**Collected data:**
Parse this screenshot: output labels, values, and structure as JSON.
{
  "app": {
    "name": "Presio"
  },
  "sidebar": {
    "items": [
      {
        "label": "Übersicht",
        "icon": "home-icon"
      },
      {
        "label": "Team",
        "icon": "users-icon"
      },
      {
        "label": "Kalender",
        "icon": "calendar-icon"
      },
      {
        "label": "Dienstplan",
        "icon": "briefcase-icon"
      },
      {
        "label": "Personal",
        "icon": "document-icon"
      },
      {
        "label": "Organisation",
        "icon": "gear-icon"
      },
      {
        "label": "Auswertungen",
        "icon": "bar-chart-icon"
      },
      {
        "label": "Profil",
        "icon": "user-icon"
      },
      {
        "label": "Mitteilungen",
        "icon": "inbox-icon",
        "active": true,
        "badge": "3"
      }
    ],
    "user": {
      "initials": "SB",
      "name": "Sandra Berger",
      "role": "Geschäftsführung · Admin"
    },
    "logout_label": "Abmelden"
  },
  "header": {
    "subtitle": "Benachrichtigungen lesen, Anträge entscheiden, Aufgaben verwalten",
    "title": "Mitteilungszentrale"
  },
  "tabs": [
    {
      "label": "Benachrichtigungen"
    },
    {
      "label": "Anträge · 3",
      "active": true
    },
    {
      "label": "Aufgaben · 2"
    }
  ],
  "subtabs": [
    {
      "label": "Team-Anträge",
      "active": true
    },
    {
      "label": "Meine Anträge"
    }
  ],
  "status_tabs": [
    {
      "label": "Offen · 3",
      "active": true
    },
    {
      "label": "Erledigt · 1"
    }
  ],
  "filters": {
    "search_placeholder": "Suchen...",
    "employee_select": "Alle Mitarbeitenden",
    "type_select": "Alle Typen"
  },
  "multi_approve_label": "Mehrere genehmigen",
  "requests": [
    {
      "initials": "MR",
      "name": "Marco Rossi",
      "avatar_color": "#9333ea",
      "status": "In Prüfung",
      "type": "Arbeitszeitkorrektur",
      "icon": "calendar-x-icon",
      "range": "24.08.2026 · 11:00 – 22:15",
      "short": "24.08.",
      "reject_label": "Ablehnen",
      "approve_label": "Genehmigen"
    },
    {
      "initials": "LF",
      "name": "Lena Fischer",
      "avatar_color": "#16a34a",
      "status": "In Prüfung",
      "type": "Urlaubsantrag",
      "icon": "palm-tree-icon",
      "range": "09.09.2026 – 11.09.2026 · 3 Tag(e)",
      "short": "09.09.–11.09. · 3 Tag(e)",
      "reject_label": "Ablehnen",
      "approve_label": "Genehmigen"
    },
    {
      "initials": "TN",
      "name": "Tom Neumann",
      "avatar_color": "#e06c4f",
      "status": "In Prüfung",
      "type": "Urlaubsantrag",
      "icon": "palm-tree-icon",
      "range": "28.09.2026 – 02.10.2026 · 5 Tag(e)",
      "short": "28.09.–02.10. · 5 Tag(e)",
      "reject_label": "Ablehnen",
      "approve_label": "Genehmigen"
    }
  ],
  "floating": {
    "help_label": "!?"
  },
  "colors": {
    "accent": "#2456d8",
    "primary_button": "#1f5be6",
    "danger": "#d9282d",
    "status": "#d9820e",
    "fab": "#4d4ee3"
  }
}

**What is being asked:** List every line above containing the word "Alle".

**Exercise answer:**
    "employee_select": "Alle Mitarbeitenden",
    "type_select": "Alle Typen"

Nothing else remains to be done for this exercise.